## EXERCISE OBJECTIVE
Repeat the whole of the data, keeping every detail the same.

## ENTRIES PROVIDED
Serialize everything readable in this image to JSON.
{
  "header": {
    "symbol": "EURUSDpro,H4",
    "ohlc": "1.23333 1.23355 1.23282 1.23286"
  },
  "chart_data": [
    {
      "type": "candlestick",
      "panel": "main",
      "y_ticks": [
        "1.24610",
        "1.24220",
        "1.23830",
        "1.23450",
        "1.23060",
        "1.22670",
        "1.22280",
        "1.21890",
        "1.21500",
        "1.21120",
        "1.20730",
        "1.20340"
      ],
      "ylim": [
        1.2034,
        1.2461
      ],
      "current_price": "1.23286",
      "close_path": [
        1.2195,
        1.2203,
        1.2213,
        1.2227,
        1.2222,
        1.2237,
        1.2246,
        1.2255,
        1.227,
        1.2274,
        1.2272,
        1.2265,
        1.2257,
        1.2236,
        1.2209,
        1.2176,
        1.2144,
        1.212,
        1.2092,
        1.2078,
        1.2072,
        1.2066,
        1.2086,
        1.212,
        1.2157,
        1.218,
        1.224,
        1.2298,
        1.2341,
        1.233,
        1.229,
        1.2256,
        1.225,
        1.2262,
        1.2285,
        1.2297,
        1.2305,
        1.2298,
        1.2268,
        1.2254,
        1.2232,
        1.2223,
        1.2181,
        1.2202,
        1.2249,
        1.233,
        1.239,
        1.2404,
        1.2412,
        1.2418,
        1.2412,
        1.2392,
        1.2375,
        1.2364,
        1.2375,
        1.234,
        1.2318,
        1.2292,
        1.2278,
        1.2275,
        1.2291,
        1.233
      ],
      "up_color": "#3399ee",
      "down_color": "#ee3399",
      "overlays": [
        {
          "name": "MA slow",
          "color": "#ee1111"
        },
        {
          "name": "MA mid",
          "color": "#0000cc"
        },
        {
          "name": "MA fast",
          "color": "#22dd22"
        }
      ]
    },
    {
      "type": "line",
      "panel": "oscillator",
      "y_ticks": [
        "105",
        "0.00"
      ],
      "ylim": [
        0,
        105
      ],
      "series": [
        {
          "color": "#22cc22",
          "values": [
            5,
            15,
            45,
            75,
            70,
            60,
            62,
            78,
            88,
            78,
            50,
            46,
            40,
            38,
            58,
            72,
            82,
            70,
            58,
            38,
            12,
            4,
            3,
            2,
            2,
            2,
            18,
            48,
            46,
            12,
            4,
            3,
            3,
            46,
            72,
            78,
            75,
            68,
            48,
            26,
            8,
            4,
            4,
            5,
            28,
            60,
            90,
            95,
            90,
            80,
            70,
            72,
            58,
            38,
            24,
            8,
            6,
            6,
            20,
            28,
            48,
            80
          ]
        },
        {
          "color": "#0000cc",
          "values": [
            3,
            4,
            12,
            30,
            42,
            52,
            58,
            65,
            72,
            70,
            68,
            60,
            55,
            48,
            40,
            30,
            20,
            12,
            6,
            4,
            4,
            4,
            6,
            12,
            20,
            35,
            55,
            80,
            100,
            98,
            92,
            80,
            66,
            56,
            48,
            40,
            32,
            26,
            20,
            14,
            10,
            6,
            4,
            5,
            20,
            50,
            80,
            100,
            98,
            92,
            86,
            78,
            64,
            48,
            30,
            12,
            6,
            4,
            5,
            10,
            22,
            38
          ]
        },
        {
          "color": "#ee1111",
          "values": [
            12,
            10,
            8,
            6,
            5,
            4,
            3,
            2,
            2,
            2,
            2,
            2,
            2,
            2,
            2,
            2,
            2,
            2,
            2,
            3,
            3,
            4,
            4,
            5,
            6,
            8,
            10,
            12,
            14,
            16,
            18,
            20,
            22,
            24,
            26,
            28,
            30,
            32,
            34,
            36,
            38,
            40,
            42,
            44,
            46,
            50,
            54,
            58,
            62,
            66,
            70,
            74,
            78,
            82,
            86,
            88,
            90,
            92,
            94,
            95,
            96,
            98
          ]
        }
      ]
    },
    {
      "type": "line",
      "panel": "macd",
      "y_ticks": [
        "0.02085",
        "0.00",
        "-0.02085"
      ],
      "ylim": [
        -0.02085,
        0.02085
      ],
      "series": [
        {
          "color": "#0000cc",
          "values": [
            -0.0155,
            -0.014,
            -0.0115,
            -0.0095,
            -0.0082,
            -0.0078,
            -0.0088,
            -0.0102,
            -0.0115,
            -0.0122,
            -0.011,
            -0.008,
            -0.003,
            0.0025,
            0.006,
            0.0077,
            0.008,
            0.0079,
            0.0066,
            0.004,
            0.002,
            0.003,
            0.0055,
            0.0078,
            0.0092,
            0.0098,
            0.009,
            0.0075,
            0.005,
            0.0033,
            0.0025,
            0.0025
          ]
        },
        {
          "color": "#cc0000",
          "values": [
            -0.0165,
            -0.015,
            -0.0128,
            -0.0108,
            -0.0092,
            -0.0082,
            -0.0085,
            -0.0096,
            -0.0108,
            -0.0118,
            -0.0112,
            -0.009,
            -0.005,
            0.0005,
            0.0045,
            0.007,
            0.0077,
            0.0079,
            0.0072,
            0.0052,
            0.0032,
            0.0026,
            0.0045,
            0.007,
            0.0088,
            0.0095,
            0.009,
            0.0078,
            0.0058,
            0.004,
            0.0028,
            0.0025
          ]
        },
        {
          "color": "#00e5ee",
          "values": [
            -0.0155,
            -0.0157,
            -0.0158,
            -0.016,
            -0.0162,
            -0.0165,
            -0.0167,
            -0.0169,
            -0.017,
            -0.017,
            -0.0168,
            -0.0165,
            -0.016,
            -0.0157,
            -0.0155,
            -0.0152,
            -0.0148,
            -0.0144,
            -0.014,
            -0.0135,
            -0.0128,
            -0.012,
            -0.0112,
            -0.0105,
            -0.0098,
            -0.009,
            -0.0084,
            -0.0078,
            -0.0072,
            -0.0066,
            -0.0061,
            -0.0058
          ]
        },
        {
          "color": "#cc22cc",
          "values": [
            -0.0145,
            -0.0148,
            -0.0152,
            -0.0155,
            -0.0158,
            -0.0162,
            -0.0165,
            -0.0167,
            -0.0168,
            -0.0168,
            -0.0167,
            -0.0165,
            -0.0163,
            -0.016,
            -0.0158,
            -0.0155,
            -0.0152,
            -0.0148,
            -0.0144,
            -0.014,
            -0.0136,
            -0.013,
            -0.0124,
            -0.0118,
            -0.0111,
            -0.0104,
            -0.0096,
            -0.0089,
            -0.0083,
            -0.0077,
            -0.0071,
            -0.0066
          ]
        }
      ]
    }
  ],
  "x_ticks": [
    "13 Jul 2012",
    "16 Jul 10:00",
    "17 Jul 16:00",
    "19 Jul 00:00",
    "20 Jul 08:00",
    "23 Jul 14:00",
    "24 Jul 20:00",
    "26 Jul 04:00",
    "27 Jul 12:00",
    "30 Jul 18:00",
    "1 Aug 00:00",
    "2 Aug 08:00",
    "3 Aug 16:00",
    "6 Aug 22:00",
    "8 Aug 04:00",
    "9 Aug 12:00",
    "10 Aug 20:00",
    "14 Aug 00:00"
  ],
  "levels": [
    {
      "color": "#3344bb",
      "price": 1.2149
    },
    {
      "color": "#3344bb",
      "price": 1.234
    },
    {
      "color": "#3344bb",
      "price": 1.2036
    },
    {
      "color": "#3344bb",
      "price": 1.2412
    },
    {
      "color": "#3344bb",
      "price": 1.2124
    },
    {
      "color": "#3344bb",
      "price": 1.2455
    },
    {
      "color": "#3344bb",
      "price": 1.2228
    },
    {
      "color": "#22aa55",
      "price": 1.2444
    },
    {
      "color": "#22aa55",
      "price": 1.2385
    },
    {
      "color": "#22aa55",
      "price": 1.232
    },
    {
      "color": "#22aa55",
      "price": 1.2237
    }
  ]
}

## EXERCISE OUTPUT
Serialize everything readable in this image to JSON.
{
  "header": {
    "symbol": "EURUSDpro,H4",
    "ohlc": "1.23333 1.23355 1.23282 1.23286"
  },
  "chart_data": [
    {
      "type": "candlestick",
      "panel": "main",
      "y_ticks": [
        "1.24610",
        "1.24220",
        "1.23830",
        "1.23450",
        "1.23060",
        "1.22670",
        "1.22280",
        "1.21890",
        "1.21500",
        "1.21120",
        "1.20730",
        "1.20340"
      ],
      "ylim": [
        1.2034,
        1.2461
      ],
      "current_price": "1.23286",
      "close_path": [
        1.2195,
        1.2203,
        1.2213,
        1.2227,
        1.2222,
        1.2237,
        1.2246,
        1.2255,
        1.227,
        1.2274,
        1.2272,
        1.2265,
        1.2257,
        1.2236,
        1.2209,
        1.2176,
        1.2144,
        1.212,
        1.2092,
        1.2078,
        1.2072,
        1.2066,
        1.2086,
        1.212,
        1.2157,
        1.218,
        1.224,
        1.2298,
        1.2341,
        1.233,
        1.229,
        1.2256,
        1.225,
        1.2262,
        1.2285,
        1.2297,
        1.2305,
        1.2298,
        1.2268,
        1.2254,
        1.2232,
        1.2223,
        1.2181,
        1.2202,
        1.2249,
        1.233,
        1.239,
        1.2404,
        1.2412,
        1.2418,
        1.2412,
        1.2392,
        1.2375,
        1.2364,
        1.2375,
        1.234,
        1.2318,
        1.2292,
        1.2278,
        1.2275,
        1.2291,
        1.233
      ],
      "up_color": "#3399ee",
      "down_color": "#ee3399",
      "overlays": [
        {
          "name": "MA slow",
          "color": "#ee1111"
        },
        {
          "name": "MA mid",
          "color": "#0000cc"
        },
        {
          "name": "MA fast",
          "color": "#22dd22"
        }
      ]
    },
    {
      "type": "line",
      "panel": "oscillator",
      "y_ticks": [
        "105",
        "0.00"
      ],
      "ylim": [
        0,
        105
      ],
      "series": [
        {
          "color": "#22cc22",
          "values": [
            5,
            15,
            45,
            75,
            70,
            60,
            62,
            78,
            88,
            78,
            50,
            46,
            40,
            38,
            58,
            72,
            82,
            70,
            58,
            38,
            12,
            4,
            3,
            2,
            2,
            2,
            18,
            48,
            46,
            12,
            4,
            3,
            3,
            46,
            72,
            78,
            75,
            68,
            48,
            26,
            8,
            4,
            4,
            5,
            28,
            60,
            90,
            95,
            90,
            80,
            70,
            72,
            58,
            38,
            24,
            8,
            6,
            6,
            20,
            28,
            48,
            80
          ]
        },
        {
          "color": "#0000cc",
          "values": [
            3,
            4,
            12,
            30,
            42,
            52,
            58,
            65,
            72,
            70,
            68,
            60,
            55,
            48,
            40,
            30,
            20,
            12,
            6,
            4,
            4,
            4,
            6,
            12,
            20,
            35,
            55,
            80,
            100,
            98,
            92,
            80,
            66,
            56,
            48,
            40,
            32,
            26,
            20,
            14,
            10,
            6,
            4,
            5,
            20,
            50,
            80,
            100,
            98,
            92,
            86,
            78,
            64,
            48,
            30,
            12,
            6,
            4,
            5,
            10,
            22,
            38
          ]
        },
        {
          "color": "#ee1111",
          "values": [
            12,
            10,
            8,
            6,
            5,
            4,
            3,
            2,
            2,
            2,
            2,
            2,
            2,
            2,
            2,
            2,
            2,
            2,
            2,
            3,
            3,
            4,
            4,
            5,
            6,
            8,
            10,
            12,
            14,
            16,
            18,
            20,
            22,
            24,
            26,
            28,
            30,
            32,
            34,
            36,
            38,
            40,
            42,
            44,
            46,
            50,
            54,
            58,
            62,
            66,
            70,
            74,
            78,
            82,
            86,
            88,
            90,
            92,
            94,
            95,
            96,
            98
          ]
        }
      ]
    },
    {
      "type": "line",
      "panel": "macd",
      "y_ticks": [
        "0.02085",
        "0.00",
        "-0.02085"
      ],
      "ylim": [
        -0.02085,
        0.02085
      ],
      "series": [
        {
          "color": "#0000cc",
          "values": [
            -0.0155,
            -0.014,
            -0.0115,
            -0.0095,
            -0.0082,
            -0.0078,
            -0.0088,
            -0.0102,
            -0.0115,
            -0.0122,
            -0.011,
            -0.008,
            -0.003,
            0.0025,
            0.006,
            0.0077,
            0.008,
            0.0079,
            0.0066,
            0.004,
            0.002,
            0.003,
            0.0055,
            0.0078,
            0.0092,
            0.0098,
            0.009,
            0.0075,
            0.005,
            0.0033,
            0.0025,
            0.0025
          ]
        },
        {
          "color": "#cc0000",
          "values": [
            -0.0165,
            -0.015,
            -0.0128,
            -0.0108,
            -0.0092,
            -0.0082,
            -0.0085,
            -0.0096,
            -0.0108,
            -0.0118,
            -0.0112,
            -0.009,
            -0.005,
            0.0005,
            0.0045,
            0.007,
            0.0077,
            0.0079,
            0.0072,
            0.0052,
            0.0032,
            0.0026,
            0.0045,
            0.007,
            0.0088,
            0.0095,
            0.009,
            0.0078,
            0.0058,
            0.004,
            0.0028,
            0.0025
          ]
        },
        {
          "color": "#00e5ee",
          "values": [
            -0.0155,
            -0.0157,
            -0.0158,
            -0.016,
            -0.0162,
            -0.0165,
            -0.0167,
            -0.0169,
            -0.017,
            -0.017,
            -0.0168,
            -0.0165,
            -0.016,
            -0.0157,
            -0.0155,
            -0.0152,
            -0.0148,
            -0.0144,
            -0.014,
            -0.0135,
            -0.0128,
            -0.012,
            -0.0112,
            -0.0105,
            -0.0098,
            -0.009,
            -0.0084,
            -0.0078,
            -0.0072,
            -0.0066,
            -0.0061,
            -0.0058
          ]
        },
        {
          "color": "#cc22cc",
          "values": [
            -0.0145,
            -0.0148,
            -0.0152,
            -0.0155,
            -0.0158,
            -0.0162,
            -0.0165,
            -0.0167,
            -0.0168,
            -0.0168,
            -0.0167,
            -0.0165,
            -0.0163,
            -0.016,
            -0.0158,
            -0.0155,
            -0.0152,
            -0.0148,
            -0.0144,
            -0.014,
            -0.0136,
            -0.013,
            -0.0124,
            -0.0118,
            -0.0111,
            -0.0104,
            -0.0096,
            -0.0089,
            -0.0083,
            -0.0077,
            -0.0071,
            -0.0066
          ]
        }
      ]
    }
  ],
  "x_ticks": [
    "13 Jul 2012",
    "16 Jul 10:00",
    "17 Jul 16:00",
    "19 Jul 00:00",
    "20 Jul 08:00",
    "23 Jul 14:00",
    "24 Jul 20:00",
    "26 Jul 04:00",
    "27 Jul 12:00",
    "30 Jul 18:00",
    "1 Aug 00:00",
    "2 Aug 08:00",
    "3 Aug 16:00",
    "6 Aug 22:00",
    "8 Aug 04:00",
    "9 Aug 12:00",
    "10 Aug 20:00",
    "14 Aug 00:00"
  ],
  "levels": [
    {
      "color": "#3344bb",
      "price": 1.2149
    },
    {
      "color": "#3344bb",
      "price": 1.234
    },
    {
      "color": "#3344bb",
      "price": 1.2036
    },
    {
      "color": "#3344bb",
      "price": 1.2412
    },
    {
      "color": "#3344bb",
      "price": 1.2124
    },
    {
      "color": "#3344bb",
      "price": 1.2455
    },
    {
      "color": "#3344bb",
      "price": 1.2228
    },
    {
      "color": "#22aa55",
      "price": 1.2444
    },
    {
      "color": "#22aa55",
      "price": 1.2385
    },
    {
      "color": "#22aa55",
      "price": 1.232
    },
    {
      "color": "#22aa55",
      "price": 1.2237
    }
  ]
}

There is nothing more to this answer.